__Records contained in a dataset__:
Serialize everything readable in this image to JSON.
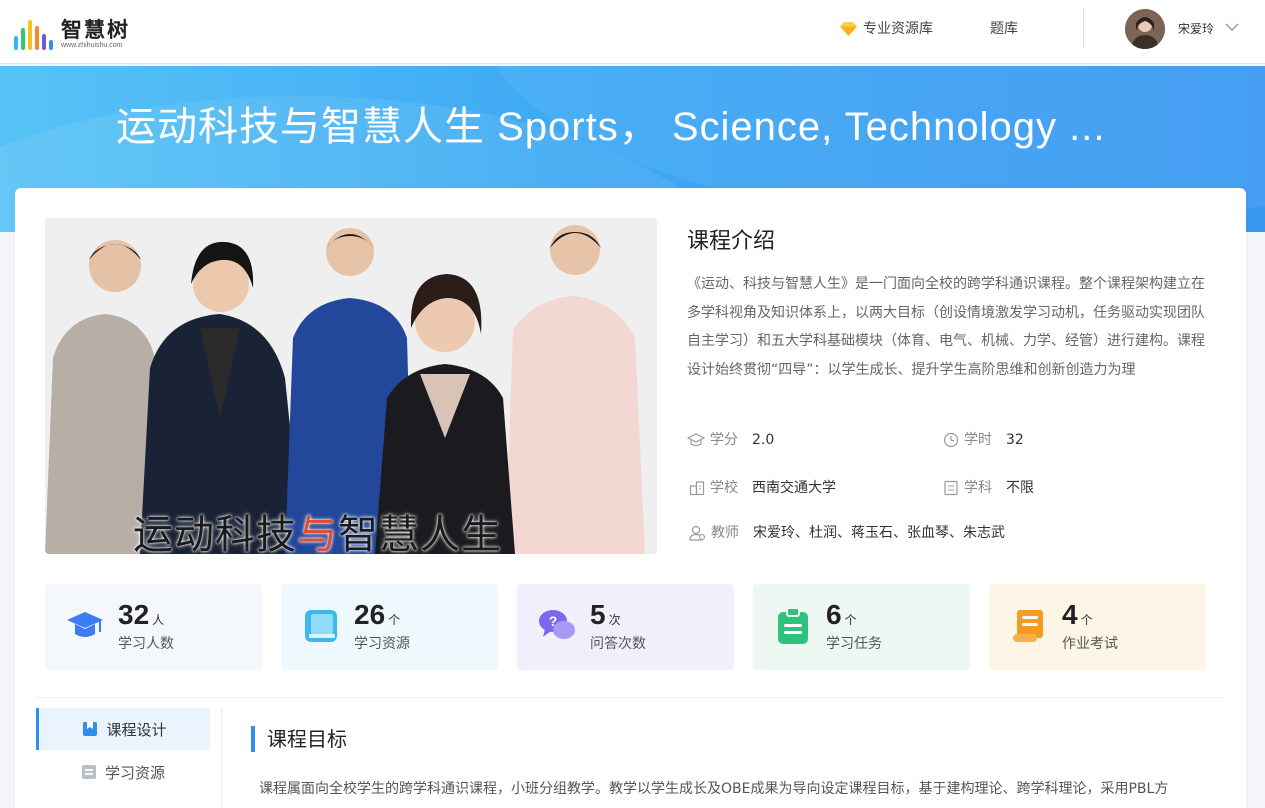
{
  "header": {
    "logo_text": "智慧树",
    "logo_url": "www.zhihuishu.com",
    "nav": {
      "resource_lib": "专业资源库",
      "question_bank": "题库"
    },
    "user_name": "宋爱玲"
  },
  "banner": {
    "title": "运动科技与智慧人生 Sports， Science, Technology ..."
  },
  "cover": {
    "caption_a": "运动科技",
    "caption_b": "与",
    "caption_c": "智慧人生"
  },
  "intro": {
    "title": "课程介绍",
    "text": "《运动、科技与智慧人生》是一门面向全校的跨学科通识课程。整个课程架构建立在多学科视角及知识体系上，以两大目标（创设情境激发学习动机，任务驱动实现团队自主学习）和五大学科基础模块（体育、电气、机械、力学、经管）进行建构。课程设计始终贯彻“四导”：以学生成长、提升学生高阶思维和创新创造力为理"
  },
  "meta": {
    "credit": {
      "label": "学分",
      "value": "2.0"
    },
    "hours": {
      "label": "学时",
      "value": "32"
    },
    "school": {
      "label": "学校",
      "value": "西南交通大学"
    },
    "subject": {
      "label": "学科",
      "value": "不限"
    },
    "teacher": {
      "label": "教师",
      "value": "宋爱玲、杜润、蒋玉石、张血琴、朱志武"
    }
  },
  "stats": [
    {
      "num": "32",
      "unit": "人",
      "label": "学习人数",
      "bg": "#f4f8fd",
      "icon": "graduation-cap-icon",
      "color": "#3d7bf2"
    },
    {
      "num": "26",
      "unit": "个",
      "label": "学习资源",
      "bg": "#eef9fd",
      "icon": "book-icon",
      "color": "#39b9ef"
    },
    {
      "num": "5",
      "unit": "次",
      "label": "问答次数",
      "bg": "#f1effc",
      "icon": "chat-question-icon",
      "color": "#7b68ee"
    },
    {
      "num": "6",
      "unit": "个",
      "label": "学习任务",
      "bg": "#eef8f2",
      "icon": "clipboard-icon",
      "color": "#2fc27c"
    },
    {
      "num": "4",
      "unit": "个",
      "label": "作业考试",
      "bg": "#fdf6e6",
      "icon": "scroll-icon",
      "color": "#f59b22"
    }
  ],
  "sidebar": {
    "items": [
      {
        "label": "课程设计"
      },
      {
        "label": "学习资源"
      }
    ]
  },
  "section": {
    "title": "课程目标",
    "text": "课程属面向全校学生的跨学科通识课程，小班分组教学。教学以学生成长及OBE成果为导向设定课程目标，基于建构理论、跨学科理论，采用PBL方"
  }
}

__Written exercise__:
Using the listing above, locate the lines that hold "color" and copy each one.

__Complete answer__:
      "color": "#3d7bf2"
      "color": "#39b9ef"
      "color": "#7b68ee"
      "color": "#2fc27c"
      "color": "#f59b22"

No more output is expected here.